_Aim:_
Which lines hold the word "label"? Show each of them.

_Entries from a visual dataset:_

>> begin

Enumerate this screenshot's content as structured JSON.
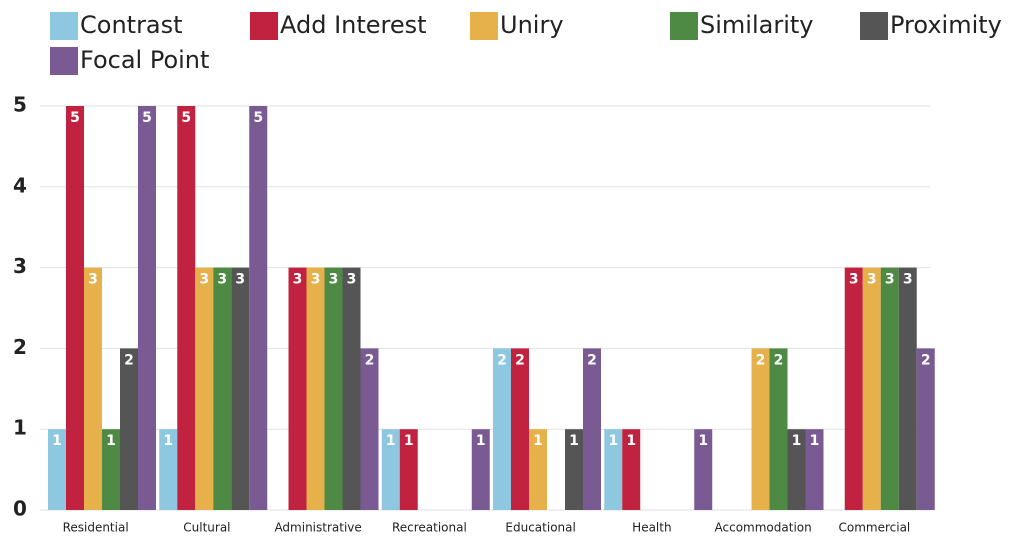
{
  "chart_data": {
    "type": "bar",
    "categories": [
      "Residential",
      "Cultural",
      "Administrative",
      "Recreational",
      "Educational",
      "Health",
      "Accommodation",
      "Commercial"
    ],
    "series": [
      {
        "name": "Contrast",
        "color": "#8ec8e0",
        "values": [
          1,
          1,
          null,
          1,
          2,
          1,
          null,
          null
        ]
      },
      {
        "name": "Add Interest",
        "color": "#c0223f",
        "values": [
          5,
          5,
          3,
          1,
          2,
          1,
          null,
          3
        ]
      },
      {
        "name": "Uniry",
        "color": "#e6b04a",
        "values": [
          3,
          3,
          3,
          null,
          1,
          null,
          2,
          3
        ]
      },
      {
        "name": "Similarity",
        "color": "#4f8a44",
        "values": [
          1,
          3,
          3,
          null,
          null,
          null,
          2,
          3
        ]
      },
      {
        "name": "Proximity",
        "color": "#555555",
        "values": [
          2,
          3,
          3,
          null,
          1,
          null,
          1,
          3
        ]
      },
      {
        "name": "Focal Point",
        "color": "#7a5a93",
        "values": [
          5,
          5,
          2,
          1,
          2,
          1,
          1,
          2
        ]
      }
    ],
    "ylim": [
      0,
      5
    ],
    "yticks": [
      0,
      1,
      2,
      3,
      4,
      5
    ],
    "grid": true
  }
}
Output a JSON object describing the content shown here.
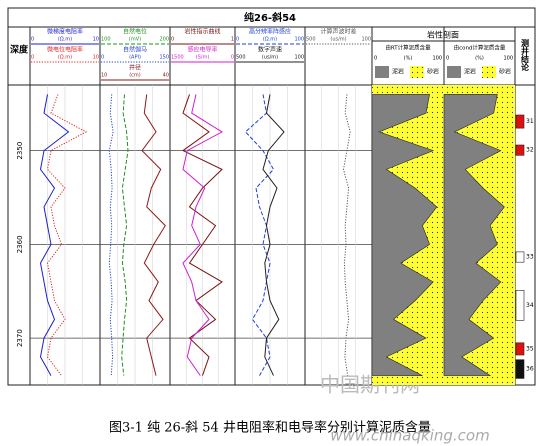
{
  "title": "纯26-斜54",
  "depth_header": "深度",
  "conclusion_header": "测井结论",
  "depth": {
    "ylim": [
      2343,
      2375
    ],
    "ticks": [
      2350,
      2360,
      2370
    ]
  },
  "samples": [
    2344,
    2346,
    2348,
    2350,
    2352,
    2354,
    2356,
    2358,
    2360,
    2362,
    2364,
    2366,
    2368,
    2370,
    2372,
    2374
  ],
  "tracks": [
    {
      "curves": [
        {
          "name": "微梯度电阻率",
          "unit": "(Ω.m)",
          "xlim": [
            0,
            10
          ],
          "color": "#1f1fd0",
          "style": "solid",
          "values": [
            2.5,
            2,
            5.5,
            2,
            1.5,
            3.5,
            2,
            2.5,
            3,
            1.5,
            2,
            2.5,
            3.5,
            2,
            1.5,
            3
          ]
        },
        {
          "name": "微电位电阻率",
          "unit": "(Ω.m)",
          "xlim": [
            0,
            10
          ],
          "color": "#e02020",
          "style": "dotted",
          "values": [
            4,
            3,
            8,
            3,
            2.5,
            5,
            3,
            3.5,
            4.5,
            2.5,
            3,
            3.5,
            5,
            3,
            2.5,
            4.5
          ]
        }
      ]
    },
    {
      "curves": [
        {
          "name": "自然电位",
          "unit": "(mV)",
          "xlim": [
            100,
            200
          ],
          "color": "#209020",
          "style": "dashed",
          "values": [
            135,
            133,
            138,
            140,
            136,
            132,
            135,
            138,
            134,
            132,
            136,
            138,
            135,
            133,
            131,
            134
          ]
        },
        {
          "name": "自然伽马",
          "unit": "(API)",
          "xlim": [
            0,
            150
          ],
          "color": "#2040d0",
          "style": "dotted",
          "values": [
            25,
            22,
            28,
            20,
            24,
            26,
            22,
            25,
            23,
            20,
            24,
            26,
            22,
            25,
            27,
            24
          ]
        },
        {
          "name": "井径",
          "unit": "(cm)",
          "xlim": [
            10,
            40
          ],
          "color": "#8b1a1a",
          "style": "solid",
          "values": [
            30,
            29,
            34,
            28,
            36,
            32,
            30,
            38,
            33,
            29,
            35,
            31,
            37,
            30,
            32,
            34
          ]
        }
      ]
    },
    {
      "curves": [
        {
          "name": "岩性指示曲线",
          "unit": "",
          "xlim": [
            0,
            1
          ],
          "color": "#7a1010",
          "style": "solid",
          "values": [
            0.3,
            0.2,
            0.6,
            0.2,
            0.8,
            0.5,
            0.3,
            0.7,
            0.5,
            0.3,
            0.8,
            0.4,
            0.7,
            0.3,
            0.6,
            0.5
          ]
        },
        {
          "name": "感应电导率",
          "unit": "(S/m)",
          "xlim": [
            1500,
            0
          ],
          "color": "#d020d0",
          "style": "solid",
          "values": [
            900,
            1000,
            300,
            1100,
            1200,
            700,
            900,
            1000,
            800,
            1200,
            1000,
            900,
            600,
            1000,
            1100,
            800
          ]
        }
      ]
    },
    {
      "curves": [
        {
          "name": "高分辨率阵感应",
          "unit": "(Ω.m)",
          "xlim": [
            0,
            100
          ],
          "color": "#2040d0",
          "style": "dashed",
          "values": [
            40,
            45,
            15,
            40,
            55,
            30,
            35,
            45,
            40,
            50,
            45,
            40,
            25,
            45,
            50,
            35
          ]
        },
        {
          "name": "数字声速",
          "unit": "(us/m)",
          "xlim": [
            500,
            100
          ],
          "color": "#202020",
          "style": "solid",
          "values": [
            300,
            320,
            220,
            310,
            340,
            260,
            300,
            320,
            300,
            330,
            320,
            300,
            250,
            320,
            330,
            280
          ]
        }
      ]
    },
    {
      "curves": [
        {
          "name": "计算声波时差",
          "unit": "(us/m)",
          "xlim": [
            500,
            100
          ],
          "color": "#555555",
          "style": "dotted",
          "values": [
            250,
            260,
            230,
            250,
            270,
            240,
            250,
            260,
            255,
            265,
            260,
            250,
            240,
            255,
            262,
            245
          ]
        }
      ]
    }
  ],
  "lithology": {
    "header": "岩性剖面",
    "legend": [
      "泥岩",
      "砂岩"
    ],
    "unit": "(%)",
    "xlim": [
      0,
      100
    ],
    "columns": [
      {
        "name": "由RT计算泥质含量",
        "values": [
          80,
          75,
          10,
          85,
          20,
          60,
          90,
          70,
          80,
          40,
          85,
          60,
          30,
          75,
          20,
          70
        ]
      },
      {
        "name": "由cond计算泥质含量",
        "values": [
          75,
          70,
          15,
          80,
          30,
          55,
          85,
          65,
          75,
          45,
          80,
          55,
          35,
          70,
          25,
          65
        ]
      }
    ]
  },
  "layers": [
    {
      "label": "31",
      "top": 2346.2,
      "bottom": 2347.6,
      "color": "#e01010"
    },
    {
      "label": "32",
      "top": 2349.4,
      "bottom": 2350.5,
      "color": "#e01010"
    },
    {
      "label": "33",
      "top": 2360.8,
      "bottom": 2361.9,
      "color": "#ffffff"
    },
    {
      "label": "34",
      "top": 2364.9,
      "bottom": 2368.1,
      "color": "#ffffff"
    },
    {
      "label": "35",
      "top": 2370.5,
      "bottom": 2371.8,
      "color": "#e01010"
    },
    {
      "label": "36",
      "top": 2372.3,
      "bottom": 2374.3,
      "color": "#111111"
    }
  ],
  "caption": "图3-1 纯 26-斜 54 井电阻率和电导率分别计算泥质含量",
  "watermarks": [
    "中国期刊网",
    "www.chinaqking.com"
  ]
}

>> end

_Solution for this task:_
      "label": "31",
      "label": "32",
      "label": "33",
      "label": "34",
      "label": "35",
      "label": "36",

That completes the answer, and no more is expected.